I have found the evidence of [Mayer] to be causally connected to the Charter  breach, but as my judgment it is still open to me to consider the willingness of Mr. [Mayer] to testify as one of the factors to consider on the issue of s. 24(2) , and particularly as it relates to the disrepute if the evidence is excluded.  I am satisfied that Mr. [Mayer] is now expressing his own free will when he told the Court that he wishes to testify.  It is not related to any favour or inducements.  Mr. [Mayer] is a born-again Christian and one is always suspicious of the timing of such a conversion when it is so closely connected to a plea of guilty on a serious charge.  I am satisfied that Mr. [Mayer's] decision is truly the product of a detached reflection and the expression of a sincere desire to co-operate.

 

Applying the principles that I have reviewed that there should be greater reluctance to exclude live evidence from witnesses, I therefore dismiss the application because to exclude the evidence of a live witness on a trial of this nature would, in my judgment, bring the administration of justice into disrepute in the eyes of a reasonable man dispassionate and fully appraised [sic] of the circumstances of this case.

 

(b)  Ontario Court of Appeal (1995), 25 O.R. (3d) 72

 

                   Labrosse J.A. for the majority (Abella J.A. concurring)

 

20                      The first question considered by the majority of the Court of Appeal was whether the evidence given by Mayer had been obtained in a manner that breached the Charter , and, therefore, attracted the application of s. 24(2)  of the Charter .

 

21                      Labrosse J.A. noted that the trial judge had found a causal connection between the evidence and the breach of s. 8  in the instant case, and that counsel had conceded that this finding could not be attacked.  In any event, Labrosse J.A. found that the finding of the trial judge on this issue had been reasonable.  According to Labrosse J.A., at p. 77:

 

The connection was clearly present.  Without the illegal search, Mayer would not have been arrested or charged.  He would have had no reason to come forward and plead guilty and he would have had no opportunity to give evidence against the appellant.

 

Labrosse J.A. accordingly concluded, at p. 77,  that "the trial judge was correct in finding that Mayer's evidence was gained in contravention of the Charter " and s. 24(2)  was engaged.

 

22                      Having found that s. 24(2)  of the Charter  was engaged, Labrosse J.A. went on to consider whether the evidence given by Mayer should be excluded under that section.  After a review of the principles relating to s. 24(2) , Labrosse J.A. determined that admission of the evidence would bring the administration of justice into disrepute.  He, therefore, set aside the convictions and ordered an acquittal.

 

                   Brooke J.A., dissenting

 

23                      Brooke J.A. saw no apparent reason to depart from Murphy J.'s decision on the application of s. 24(2) .  In Brooke J.A.'s opinion, at p. 83:

 

It is clear from his judgment that his concern was how to deal with live witness testimony as opposed to real evidence or evidence which might be conscripted from the appellant or derivative from it.

 

Brooke J.A. ultimately agreed with the manner in which Murphy J. had addressed this difficult issue.

**TO-DO LIST:**
**a)** Rewrite the judgment excerpt's paragraph beginning "Having found that" in one shorter paragraph, keeping its main facts.
**b)** In the rows, change "interactable" to "clickable" from the line with "square-f7[interactable]: ♟ —" to the line with "square-b2[interactable]: ♟ — [2100, 360, 2160, 420]", and give back only those lines.

[Rows from a layout dataset]
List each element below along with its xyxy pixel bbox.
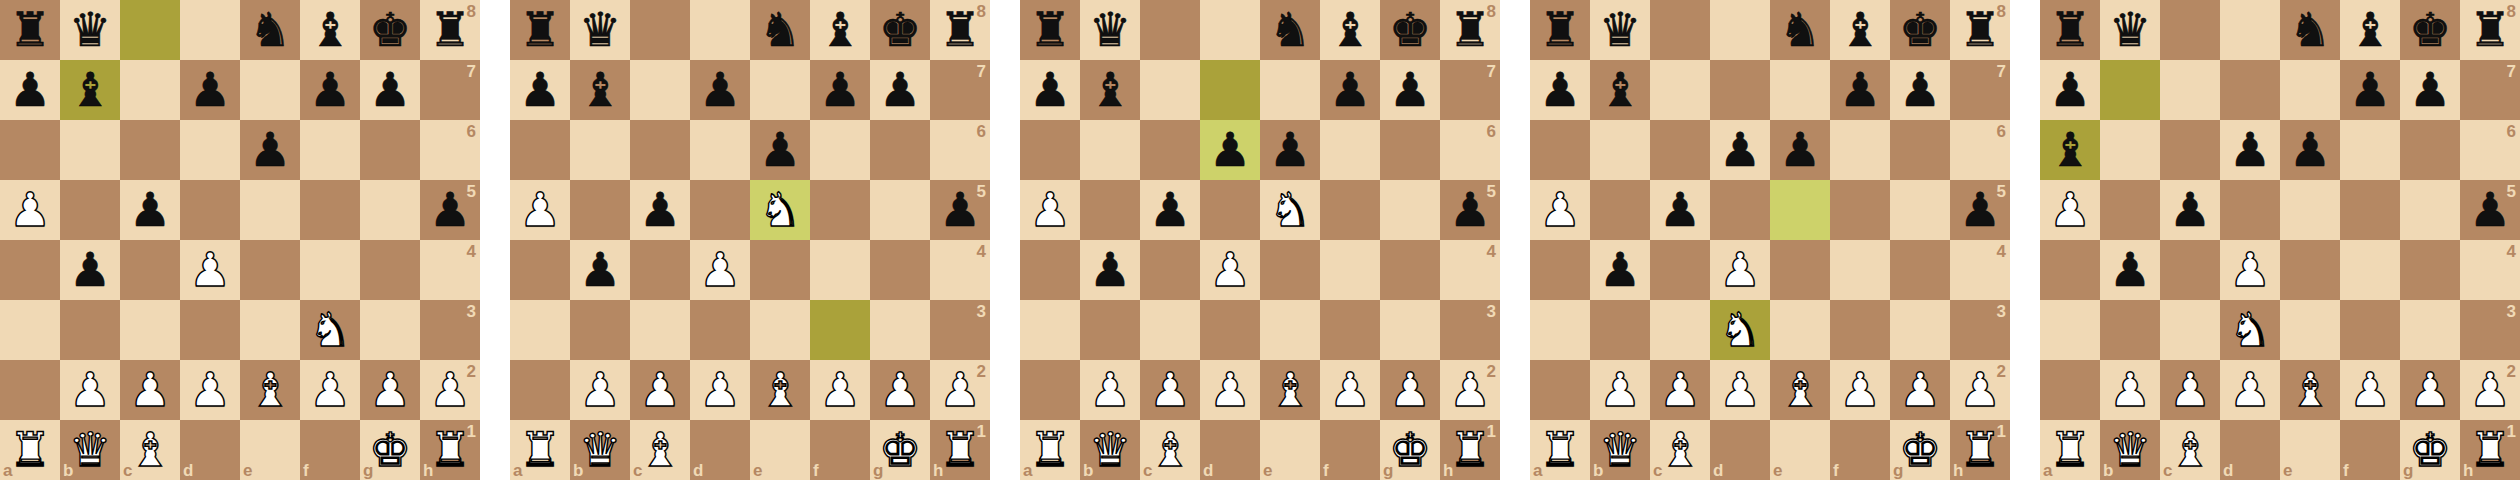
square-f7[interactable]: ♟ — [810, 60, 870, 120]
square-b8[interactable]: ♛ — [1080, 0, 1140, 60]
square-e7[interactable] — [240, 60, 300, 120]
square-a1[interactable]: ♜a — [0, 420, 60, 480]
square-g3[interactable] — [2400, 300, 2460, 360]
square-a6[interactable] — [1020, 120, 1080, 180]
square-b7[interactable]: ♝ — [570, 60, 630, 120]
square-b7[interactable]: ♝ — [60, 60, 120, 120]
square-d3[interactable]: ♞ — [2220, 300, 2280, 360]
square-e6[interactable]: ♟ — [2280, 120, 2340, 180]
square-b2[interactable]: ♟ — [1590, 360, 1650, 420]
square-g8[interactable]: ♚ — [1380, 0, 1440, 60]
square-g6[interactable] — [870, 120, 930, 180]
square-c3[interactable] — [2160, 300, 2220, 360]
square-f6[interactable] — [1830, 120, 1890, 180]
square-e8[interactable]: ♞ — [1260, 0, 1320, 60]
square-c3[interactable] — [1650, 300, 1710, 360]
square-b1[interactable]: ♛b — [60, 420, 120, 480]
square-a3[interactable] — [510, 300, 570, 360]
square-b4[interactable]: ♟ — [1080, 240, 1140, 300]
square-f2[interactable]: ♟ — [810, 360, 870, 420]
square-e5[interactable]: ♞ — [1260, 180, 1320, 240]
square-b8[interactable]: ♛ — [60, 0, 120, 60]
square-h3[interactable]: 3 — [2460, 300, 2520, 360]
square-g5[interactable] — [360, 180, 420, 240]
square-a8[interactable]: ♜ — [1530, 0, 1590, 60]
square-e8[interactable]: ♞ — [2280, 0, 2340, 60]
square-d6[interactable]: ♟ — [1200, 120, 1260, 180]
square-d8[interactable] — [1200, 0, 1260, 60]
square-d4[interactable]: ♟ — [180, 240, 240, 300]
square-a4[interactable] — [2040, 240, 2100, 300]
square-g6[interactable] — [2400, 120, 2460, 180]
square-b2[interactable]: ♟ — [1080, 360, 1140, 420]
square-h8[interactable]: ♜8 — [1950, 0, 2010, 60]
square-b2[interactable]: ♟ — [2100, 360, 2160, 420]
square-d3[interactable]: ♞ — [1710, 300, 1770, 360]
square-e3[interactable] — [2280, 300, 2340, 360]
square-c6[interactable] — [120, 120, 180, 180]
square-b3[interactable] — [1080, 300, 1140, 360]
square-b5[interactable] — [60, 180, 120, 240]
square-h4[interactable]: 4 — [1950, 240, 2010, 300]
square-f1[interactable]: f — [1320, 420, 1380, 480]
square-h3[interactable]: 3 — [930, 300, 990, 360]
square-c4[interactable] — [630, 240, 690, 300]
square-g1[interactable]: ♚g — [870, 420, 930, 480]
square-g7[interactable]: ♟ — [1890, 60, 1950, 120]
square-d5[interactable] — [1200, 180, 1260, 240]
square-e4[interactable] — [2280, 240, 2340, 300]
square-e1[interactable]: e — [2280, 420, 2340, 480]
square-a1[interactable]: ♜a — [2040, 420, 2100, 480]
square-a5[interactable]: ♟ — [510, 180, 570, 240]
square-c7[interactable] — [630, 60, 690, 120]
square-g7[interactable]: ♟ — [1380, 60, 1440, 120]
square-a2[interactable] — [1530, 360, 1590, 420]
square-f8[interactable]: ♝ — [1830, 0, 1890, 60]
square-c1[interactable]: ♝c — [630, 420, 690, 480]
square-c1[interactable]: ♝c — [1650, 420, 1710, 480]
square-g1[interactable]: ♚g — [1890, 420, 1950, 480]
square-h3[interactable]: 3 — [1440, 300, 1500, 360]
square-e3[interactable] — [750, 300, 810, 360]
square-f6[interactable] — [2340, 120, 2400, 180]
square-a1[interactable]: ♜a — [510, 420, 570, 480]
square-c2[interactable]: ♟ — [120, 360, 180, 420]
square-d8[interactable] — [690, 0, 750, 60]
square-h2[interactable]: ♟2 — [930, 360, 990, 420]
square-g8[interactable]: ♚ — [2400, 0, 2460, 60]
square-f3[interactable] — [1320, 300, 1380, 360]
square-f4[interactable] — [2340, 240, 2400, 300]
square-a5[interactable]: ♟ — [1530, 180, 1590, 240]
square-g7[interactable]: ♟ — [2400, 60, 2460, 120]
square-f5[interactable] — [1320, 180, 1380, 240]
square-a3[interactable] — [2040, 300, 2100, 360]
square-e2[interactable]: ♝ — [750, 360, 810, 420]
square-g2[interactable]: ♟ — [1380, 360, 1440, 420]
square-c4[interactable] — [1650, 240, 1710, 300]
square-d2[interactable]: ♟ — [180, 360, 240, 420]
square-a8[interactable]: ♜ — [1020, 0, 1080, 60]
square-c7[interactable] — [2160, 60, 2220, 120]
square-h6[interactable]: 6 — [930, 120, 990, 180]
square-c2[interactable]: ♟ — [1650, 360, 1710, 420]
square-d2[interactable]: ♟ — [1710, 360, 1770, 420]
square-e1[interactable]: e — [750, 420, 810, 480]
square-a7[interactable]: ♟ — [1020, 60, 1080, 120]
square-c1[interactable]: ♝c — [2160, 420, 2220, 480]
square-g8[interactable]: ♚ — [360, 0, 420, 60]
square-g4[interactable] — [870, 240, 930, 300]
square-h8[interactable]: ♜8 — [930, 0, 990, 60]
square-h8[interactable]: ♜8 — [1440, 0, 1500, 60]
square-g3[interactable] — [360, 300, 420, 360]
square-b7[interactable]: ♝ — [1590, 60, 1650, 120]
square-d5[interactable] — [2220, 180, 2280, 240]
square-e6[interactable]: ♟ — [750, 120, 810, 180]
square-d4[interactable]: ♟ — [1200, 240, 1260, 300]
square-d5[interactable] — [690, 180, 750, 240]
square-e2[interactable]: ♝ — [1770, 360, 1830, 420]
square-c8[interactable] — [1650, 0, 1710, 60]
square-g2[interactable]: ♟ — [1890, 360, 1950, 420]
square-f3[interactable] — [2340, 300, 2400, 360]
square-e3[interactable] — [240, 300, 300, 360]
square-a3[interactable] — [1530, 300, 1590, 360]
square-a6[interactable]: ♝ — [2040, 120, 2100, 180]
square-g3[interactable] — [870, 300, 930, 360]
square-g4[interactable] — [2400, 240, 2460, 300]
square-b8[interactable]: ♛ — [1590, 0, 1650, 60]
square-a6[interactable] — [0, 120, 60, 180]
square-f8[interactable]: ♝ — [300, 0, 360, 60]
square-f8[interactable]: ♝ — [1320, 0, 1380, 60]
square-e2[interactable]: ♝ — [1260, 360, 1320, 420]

**EXPECTED OUTPUTS:**
**a)** Once s. 24(2) of the Charter was found to apply, Labrosse J.A. reviewed its principles and concluded that admitting Mayer's evidence would bring the administration of justice into disrepute. He therefore set aside the convictions and ordered an acquittal.

**b)**
square-f7[clickable]: ♟ — [810, 60, 870, 120]
square-b8[clickable]: ♛ — [1080, 0, 1140, 60]
square-e7[clickable] — [240, 60, 300, 120]
square-a1[clickable]: ♜a — [0, 420, 60, 480]
square-g3[clickable] — [2400, 300, 2460, 360]
square-a6[clickable] — [1020, 120, 1080, 180]
square-b7[clickable]: ♝ — [570, 60, 630, 120]
square-b7[clickable]: ♝ — [60, 60, 120, 120]
square-d3[clickable]: ♞ — [2220, 300, 2280, 360]
square-e6[clickable]: ♟ — [2280, 120, 2340, 180]
square-b2[clickable]: ♟ — [1590, 360, 1650, 420]
square-g8[clickable]: ♚ — [1380, 0, 1440, 60]
square-g6[clickable] — [870, 120, 930, 180]
square-c3[clickable] — [2160, 300, 2220, 360]
square-f6[clickable] — [1830, 120, 1890, 180]
square-e8[clickable]: ♞ — [1260, 0, 1320, 60]
square-c3[clickable] — [1650, 300, 1710, 360]
square-b1[clickable]: ♛b — [60, 420, 120, 480]
square-a3[clickable] — [510, 300, 570, 360]
square-b4[clickable]: ♟ — [1080, 240, 1140, 300]
square-f2[clickable]: ♟ — [810, 360, 870, 420]
square-e5[clickable]: ♞ — [1260, 180, 1320, 240]
square-b8[clickable]: ♛ — [60, 0, 120, 60]
square-h3[clickable]: 3 — [2460, 300, 2520, 360]
square-g5[clickable] — [360, 180, 420, 240]
square-a8[clickable]: ♜ — [1530, 0, 1590, 60]
square-e8[clickable]: ♞ — [2280, 0, 2340, 60]
square-d6[clickable]: ♟ — [1200, 120, 1260, 180]
square-d8[clickable] — [1200, 0, 1260, 60]
square-d4[clickable]: ♟ — [180, 240, 240, 300]
square-a4[clickable] — [2040, 240, 2100, 300]
square-g6[clickable] — [2400, 120, 2460, 180]
square-b2[clickable]: ♟ — [1080, 360, 1140, 420]
square-h8[clickable]: ♜8 — [1950, 0, 2010, 60]
square-b2[clickable]: ♟ — [2100, 360, 2160, 420]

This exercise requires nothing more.